[Records of where elements appear]
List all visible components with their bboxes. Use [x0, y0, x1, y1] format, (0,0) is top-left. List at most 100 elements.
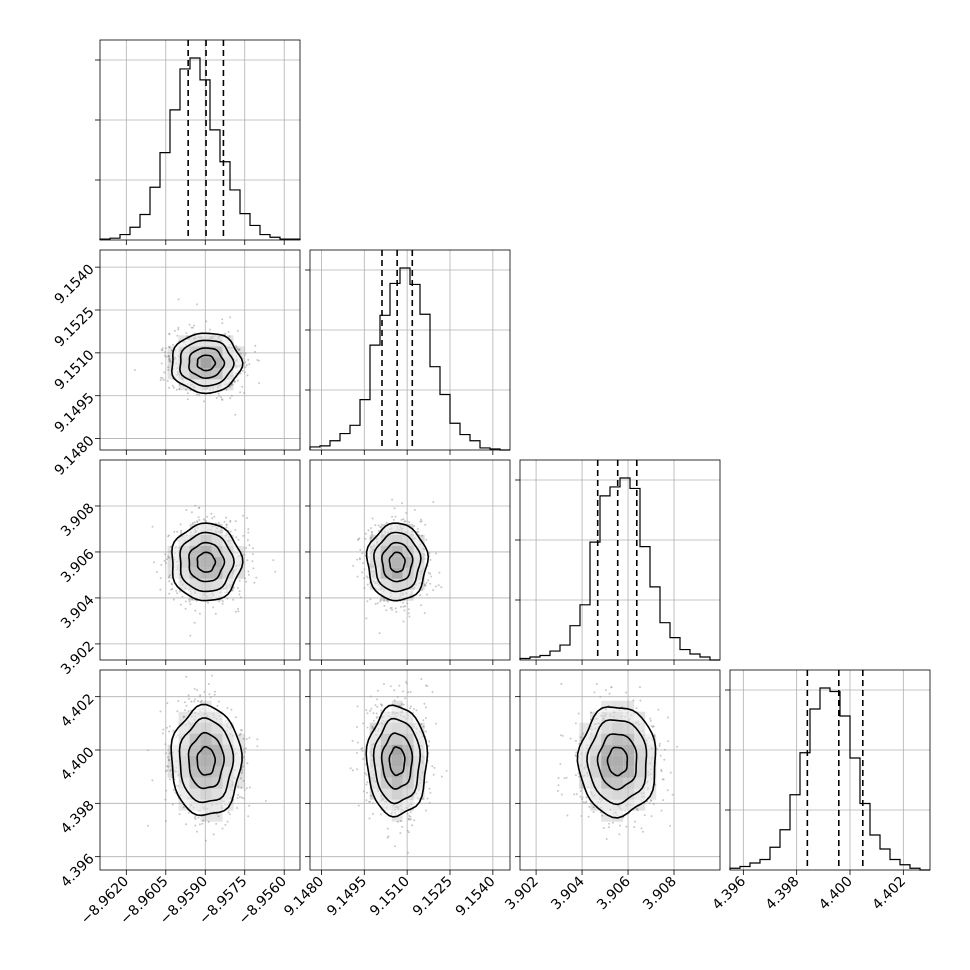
sample-point	[220, 396, 223, 399]
sample-point	[185, 509, 188, 511]
sample-point	[242, 797, 245, 800]
sample-point	[205, 320, 208, 323]
sample-point	[423, 612, 426, 615]
sample-point	[402, 605, 405, 608]
sample-point	[371, 517, 374, 520]
contour-1	[196, 745, 216, 776]
sample-point	[165, 726, 168, 729]
sample-point	[559, 763, 562, 765]
sample-point	[404, 605, 407, 608]
sample-point	[164, 347, 167, 350]
sample-point	[244, 366, 247, 369]
sample-point	[240, 796, 243, 799]
contour-4	[171, 522, 244, 602]
sample-point	[243, 391, 246, 394]
sample-point	[243, 789, 246, 792]
contour-3	[373, 531, 422, 593]
sample-point	[579, 790, 582, 792]
sample-point	[413, 508, 416, 511]
sample-point	[251, 553, 254, 555]
sample-point	[381, 704, 384, 707]
sample-point	[432, 589, 435, 592]
sample-point	[352, 564, 355, 567]
sample-point	[234, 528, 237, 531]
sample-point	[208, 693, 211, 696]
sample-point	[667, 716, 670, 719]
sample-point	[367, 529, 370, 532]
sample-point	[369, 598, 372, 601]
sample-point	[202, 518, 205, 521]
sample-point	[167, 355, 170, 358]
sample-point	[198, 823, 201, 826]
sample-point	[365, 709, 368, 712]
sample-point	[407, 691, 410, 694]
sample-point	[229, 530, 232, 533]
sample-point	[416, 527, 419, 530]
sample-point	[167, 756, 169, 759]
sample-point	[387, 835, 390, 838]
sample-point	[391, 498, 394, 501]
sample-point	[363, 577, 366, 580]
sample-point	[256, 738, 259, 741]
sample-point	[650, 799, 653, 802]
scatter-panel-2-1	[95, 249, 301, 455]
sample-point	[227, 811, 230, 814]
sample-point	[194, 609, 197, 612]
sample-point	[409, 811, 412, 814]
sample-point	[660, 809, 663, 812]
sample-point	[369, 695, 372, 698]
sample-point	[440, 586, 443, 589]
sample-point	[246, 374, 249, 377]
sample-point	[412, 708, 415, 710]
sample-point	[391, 608, 394, 611]
sample-point	[225, 516, 228, 519]
sample-point	[246, 517, 249, 519]
sample-point	[162, 728, 165, 731]
sample-point	[221, 600, 224, 603]
sample-point	[368, 817, 371, 820]
sample-point	[172, 343, 174, 346]
sample-point	[406, 829, 409, 832]
sample-point	[161, 732, 164, 735]
sample-point	[363, 568, 366, 571]
sample-point	[377, 529, 380, 532]
sample-point	[372, 719, 375, 722]
sample-point	[240, 729, 243, 732]
sample-point	[171, 803, 174, 806]
sample-point	[242, 765, 244, 768]
sample-point	[161, 347, 164, 350]
sample-point	[581, 732, 584, 735]
sample-point	[217, 521, 220, 524]
sample-point	[159, 577, 162, 580]
sample-point	[386, 827, 389, 830]
sample-point	[241, 369, 244, 372]
sample-point	[376, 705, 379, 708]
sample-point	[364, 772, 367, 775]
sample-point	[413, 819, 416, 822]
sample-point	[426, 797, 429, 800]
x-tick-label: 4.402	[869, 874, 909, 914]
sample-point	[365, 773, 368, 776]
sample-point	[394, 607, 397, 610]
sample-point	[595, 683, 598, 685]
sample-point	[375, 716, 378, 719]
sample-point	[361, 571, 364, 574]
sample-point	[230, 708, 233, 711]
sample-point	[190, 511, 193, 514]
sample-point	[225, 526, 228, 529]
density-cell	[233, 733, 245, 745]
sample-point	[183, 709, 186, 712]
y-tick-label: 9.1540	[52, 261, 98, 307]
sample-point	[379, 813, 382, 816]
sample-point	[395, 610, 398, 613]
density-cell	[601, 810, 613, 822]
sample-point	[178, 813, 181, 816]
sample-point	[366, 781, 369, 784]
sample-point	[372, 812, 374, 815]
sample-point	[356, 741, 359, 744]
sample-point	[625, 691, 628, 694]
sample-point	[656, 747, 659, 750]
sample-point	[366, 576, 369, 579]
sample-point	[223, 520, 226, 523]
sample-point	[369, 537, 372, 540]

### Problem requirements
Reproduce every line of the records above unchanged, omitting the pictures.

### Answer below
List all visible components with their bboxes. Use [x0, y0, x1, y1] format, (0,0) is top-left. List at most 100 elements.
sample-point	[220, 396, 223, 399]
sample-point	[185, 509, 188, 511]
sample-point	[242, 797, 245, 800]
sample-point	[205, 320, 208, 323]
sample-point	[423, 612, 426, 615]
sample-point	[402, 605, 405, 608]
sample-point	[371, 517, 374, 520]
contour-1	[196, 745, 216, 776]
sample-point	[165, 726, 168, 729]
sample-point	[559, 763, 562, 765]
sample-point	[404, 605, 407, 608]
sample-point	[164, 347, 167, 350]
sample-point	[244, 366, 247, 369]
sample-point	[240, 796, 243, 799]
contour-4	[171, 522, 244, 602]
sample-point	[243, 391, 246, 394]
sample-point	[243, 789, 246, 792]
contour-3	[373, 531, 422, 593]
sample-point	[579, 790, 582, 792]
sample-point	[413, 508, 416, 511]
sample-point	[251, 553, 254, 555]
sample-point	[381, 704, 384, 707]
sample-point	[432, 589, 435, 592]
sample-point	[352, 564, 355, 567]
sample-point	[234, 528, 237, 531]
sample-point	[208, 693, 211, 696]
sample-point	[667, 716, 670, 719]
sample-point	[367, 529, 370, 532]
sample-point	[369, 598, 372, 601]
sample-point	[202, 518, 205, 521]
sample-point	[167, 355, 170, 358]
sample-point	[198, 823, 201, 826]
sample-point	[365, 709, 368, 712]
sample-point	[407, 691, 410, 694]
sample-point	[229, 530, 232, 533]
sample-point	[416, 527, 419, 530]
sample-point	[167, 756, 169, 759]
sample-point	[387, 835, 390, 838]
sample-point	[391, 498, 394, 501]
sample-point	[363, 577, 366, 580]
sample-point	[256, 738, 259, 741]
sample-point	[650, 799, 653, 802]
scatter-panel-2-1	[95, 249, 301, 455]
sample-point	[227, 811, 230, 814]
sample-point	[194, 609, 197, 612]
sample-point	[409, 811, 412, 814]
sample-point	[660, 809, 663, 812]
sample-point	[369, 695, 372, 698]
sample-point	[440, 586, 443, 589]
sample-point	[246, 374, 249, 377]
sample-point	[412, 708, 415, 710]
sample-point	[391, 608, 394, 611]
sample-point	[225, 516, 228, 519]
sample-point	[246, 517, 249, 519]
sample-point	[162, 728, 165, 731]
sample-point	[221, 600, 224, 603]
sample-point	[368, 817, 371, 820]
sample-point	[172, 343, 174, 346]
sample-point	[406, 829, 409, 832]
sample-point	[161, 732, 164, 735]
sample-point	[363, 568, 366, 571]
sample-point	[377, 529, 380, 532]
sample-point	[372, 719, 375, 722]
sample-point	[240, 729, 243, 732]
sample-point	[171, 803, 174, 806]
sample-point	[242, 765, 244, 768]
sample-point	[161, 347, 164, 350]
sample-point	[581, 732, 584, 735]
sample-point	[217, 521, 220, 524]
sample-point	[159, 577, 162, 580]
sample-point	[386, 827, 389, 830]
sample-point	[241, 369, 244, 372]
sample-point	[376, 705, 379, 708]
sample-point	[364, 772, 367, 775]
sample-point	[413, 819, 416, 822]
sample-point	[426, 797, 429, 800]
x-tick-label: 4.402	[869, 874, 909, 914]
sample-point	[365, 773, 368, 776]
sample-point	[394, 607, 397, 610]
sample-point	[595, 683, 598, 685]
sample-point	[375, 716, 378, 719]
sample-point	[361, 571, 364, 574]
sample-point	[230, 708, 233, 711]
sample-point	[190, 511, 193, 514]
sample-point	[225, 526, 228, 529]
density-cell	[233, 733, 245, 745]
sample-point	[183, 709, 186, 712]
y-tick-label: 9.1540	[52, 261, 98, 307]
sample-point	[379, 813, 382, 816]
sample-point	[395, 610, 398, 613]
density-cell	[601, 810, 613, 822]
sample-point	[178, 813, 181, 816]
sample-point	[366, 781, 369, 784]
sample-point	[372, 812, 374, 815]
sample-point	[356, 741, 359, 744]
sample-point	[625, 691, 628, 694]
sample-point	[656, 747, 659, 750]
sample-point	[366, 576, 369, 579]
sample-point	[223, 520, 226, 523]
sample-point	[369, 537, 372, 540]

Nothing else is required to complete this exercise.